§ **Your task**
Reproduce the line containing "OCR this image." exactly, along with each line after it through the end of the data; pictures are left out.

§ **Saved entries**

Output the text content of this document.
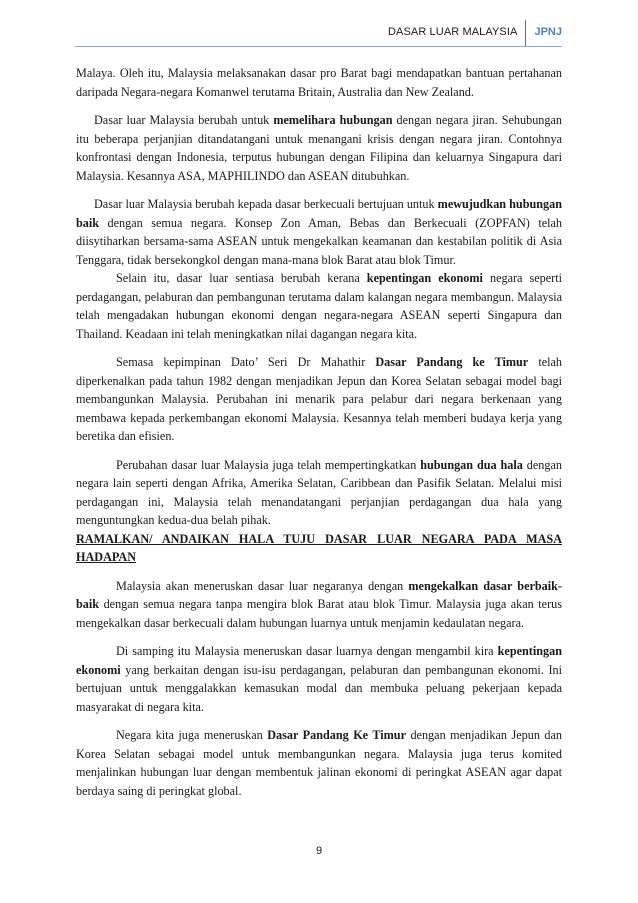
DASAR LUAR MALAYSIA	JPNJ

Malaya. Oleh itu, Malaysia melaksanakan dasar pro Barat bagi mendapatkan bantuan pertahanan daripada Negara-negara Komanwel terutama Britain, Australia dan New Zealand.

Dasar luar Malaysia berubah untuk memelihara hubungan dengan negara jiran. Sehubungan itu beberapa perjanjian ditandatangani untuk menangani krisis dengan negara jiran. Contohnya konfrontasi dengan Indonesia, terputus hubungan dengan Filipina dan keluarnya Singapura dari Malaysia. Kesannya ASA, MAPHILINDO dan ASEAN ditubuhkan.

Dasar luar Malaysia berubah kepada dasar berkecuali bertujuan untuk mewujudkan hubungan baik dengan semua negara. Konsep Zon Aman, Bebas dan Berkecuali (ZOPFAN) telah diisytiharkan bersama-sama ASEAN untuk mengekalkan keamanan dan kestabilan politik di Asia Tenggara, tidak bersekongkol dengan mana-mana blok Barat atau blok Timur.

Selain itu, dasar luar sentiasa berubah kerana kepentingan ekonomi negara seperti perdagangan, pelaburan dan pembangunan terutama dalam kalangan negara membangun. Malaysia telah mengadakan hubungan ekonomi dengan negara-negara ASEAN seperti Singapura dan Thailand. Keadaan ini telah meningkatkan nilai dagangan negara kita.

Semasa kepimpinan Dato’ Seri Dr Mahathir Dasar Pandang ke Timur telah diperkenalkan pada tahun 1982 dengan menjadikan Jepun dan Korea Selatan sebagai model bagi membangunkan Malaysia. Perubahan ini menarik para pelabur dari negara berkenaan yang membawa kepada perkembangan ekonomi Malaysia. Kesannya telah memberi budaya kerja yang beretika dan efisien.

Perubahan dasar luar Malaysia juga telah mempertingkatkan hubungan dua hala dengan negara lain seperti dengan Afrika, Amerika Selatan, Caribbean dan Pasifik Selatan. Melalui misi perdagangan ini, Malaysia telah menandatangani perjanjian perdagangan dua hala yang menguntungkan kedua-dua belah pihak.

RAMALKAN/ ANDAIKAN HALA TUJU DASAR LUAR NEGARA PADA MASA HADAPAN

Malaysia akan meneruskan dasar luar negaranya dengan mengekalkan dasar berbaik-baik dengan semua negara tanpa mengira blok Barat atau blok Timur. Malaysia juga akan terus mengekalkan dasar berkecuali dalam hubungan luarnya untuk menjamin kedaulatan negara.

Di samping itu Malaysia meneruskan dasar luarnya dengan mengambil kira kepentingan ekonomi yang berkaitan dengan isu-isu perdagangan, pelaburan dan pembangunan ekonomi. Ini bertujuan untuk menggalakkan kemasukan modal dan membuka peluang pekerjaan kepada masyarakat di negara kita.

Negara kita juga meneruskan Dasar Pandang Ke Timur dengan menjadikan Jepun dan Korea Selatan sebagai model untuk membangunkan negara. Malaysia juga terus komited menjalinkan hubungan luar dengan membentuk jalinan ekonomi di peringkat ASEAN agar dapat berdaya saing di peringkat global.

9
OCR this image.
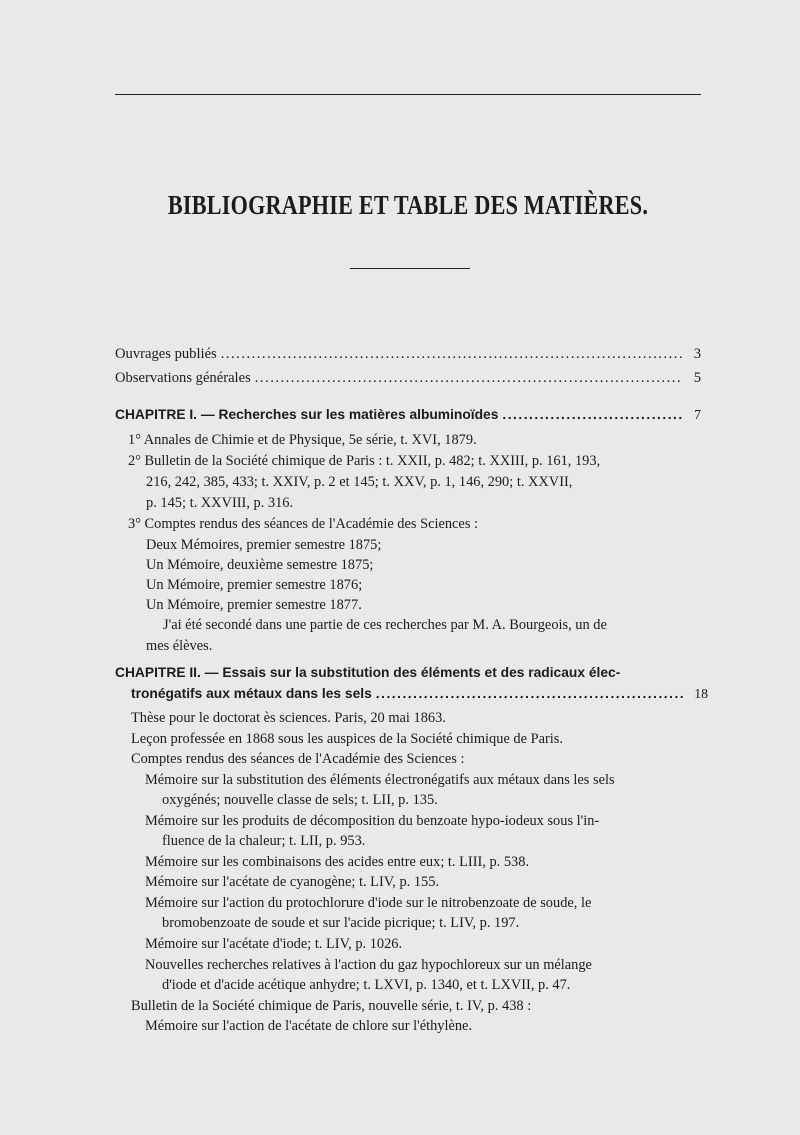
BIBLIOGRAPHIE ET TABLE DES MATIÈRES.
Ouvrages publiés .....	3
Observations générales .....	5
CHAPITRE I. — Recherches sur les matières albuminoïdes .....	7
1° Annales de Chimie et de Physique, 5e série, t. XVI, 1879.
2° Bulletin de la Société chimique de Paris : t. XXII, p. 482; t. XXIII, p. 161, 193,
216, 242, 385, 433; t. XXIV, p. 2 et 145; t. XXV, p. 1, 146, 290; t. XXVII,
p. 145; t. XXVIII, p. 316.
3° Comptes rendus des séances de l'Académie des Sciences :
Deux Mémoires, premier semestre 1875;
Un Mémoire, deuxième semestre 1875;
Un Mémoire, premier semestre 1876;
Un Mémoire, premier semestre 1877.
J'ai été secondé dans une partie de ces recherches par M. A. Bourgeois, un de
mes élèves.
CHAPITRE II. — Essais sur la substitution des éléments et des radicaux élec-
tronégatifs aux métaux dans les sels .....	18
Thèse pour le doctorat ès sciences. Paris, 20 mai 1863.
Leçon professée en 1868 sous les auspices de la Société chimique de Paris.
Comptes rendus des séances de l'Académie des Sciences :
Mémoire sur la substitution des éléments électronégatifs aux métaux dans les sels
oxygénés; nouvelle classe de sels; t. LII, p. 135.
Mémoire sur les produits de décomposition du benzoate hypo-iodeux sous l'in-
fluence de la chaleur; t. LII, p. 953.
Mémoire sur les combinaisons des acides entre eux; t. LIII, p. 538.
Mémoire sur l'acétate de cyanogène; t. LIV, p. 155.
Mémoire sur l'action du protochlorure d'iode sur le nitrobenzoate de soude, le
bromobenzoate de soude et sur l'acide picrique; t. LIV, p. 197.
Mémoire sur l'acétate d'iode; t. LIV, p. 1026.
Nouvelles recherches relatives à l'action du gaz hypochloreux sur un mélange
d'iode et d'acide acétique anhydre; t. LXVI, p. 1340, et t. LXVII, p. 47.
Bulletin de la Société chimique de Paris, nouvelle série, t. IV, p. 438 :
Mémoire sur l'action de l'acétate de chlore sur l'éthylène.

§ **Expected answer**
OCR this image.
BIBLIOGRAPHIE ET TABLE DES MATIÈRES.
Ouvrages publiés .....	3
Observations générales .....	5
CHAPITRE I. — Recherches sur les matières albuminoïdes .....	7
1° Annales de Chimie et de Physique, 5e série, t. XVI, 1879.
2° Bulletin de la Société chimique de Paris : t. XXII, p. 482; t. XXIII, p. 161, 193,
216, 242, 385, 433; t. XXIV, p. 2 et 145; t. XXV, p. 1, 146, 290; t. XXVII,
p. 145; t. XXVIII, p. 316.
3° Comptes rendus des séances de l'Académie des Sciences :
Deux Mémoires, premier semestre 1875;
Un Mémoire, deuxième semestre 1875;
Un Mémoire, premier semestre 1876;
Un Mémoire, premier semestre 1877.
J'ai été secondé dans une partie de ces recherches par M. A. Bourgeois, un de
mes élèves.
CHAPITRE II. — Essais sur la substitution des éléments et des radicaux élec-
tronégatifs aux métaux dans les sels .....	18
Thèse pour le doctorat ès sciences. Paris, 20 mai 1863.
Leçon professée en 1868 sous les auspices de la Société chimique de Paris.
Comptes rendus des séances de l'Académie des Sciences :
Mémoire sur la substitution des éléments électronégatifs aux métaux dans les sels
oxygénés; nouvelle classe de sels; t. LII, p. 135.
Mémoire sur les produits de décomposition du benzoate hypo-iodeux sous l'in-
fluence de la chaleur; t. LII, p. 953.
Mémoire sur les combinaisons des acides entre eux; t. LIII, p. 538.
Mémoire sur l'acétate de cyanogène; t. LIV, p. 155.
Mémoire sur l'action du protochlorure d'iode sur le nitrobenzoate de soude, le
bromobenzoate de soude et sur l'acide picrique; t. LIV, p. 197.
Mémoire sur l'acétate d'iode; t. LIV, p. 1026.
Nouvelles recherches relatives à l'action du gaz hypochloreux sur un mélange
d'iode et d'acide acétique anhydre; t. LXVI, p. 1340, et t. LXVII, p. 47.
Bulletin de la Société chimique de Paris, nouvelle série, t. IV, p. 438 :
Mémoire sur l'action de l'acétate de chlore sur l'éthylène.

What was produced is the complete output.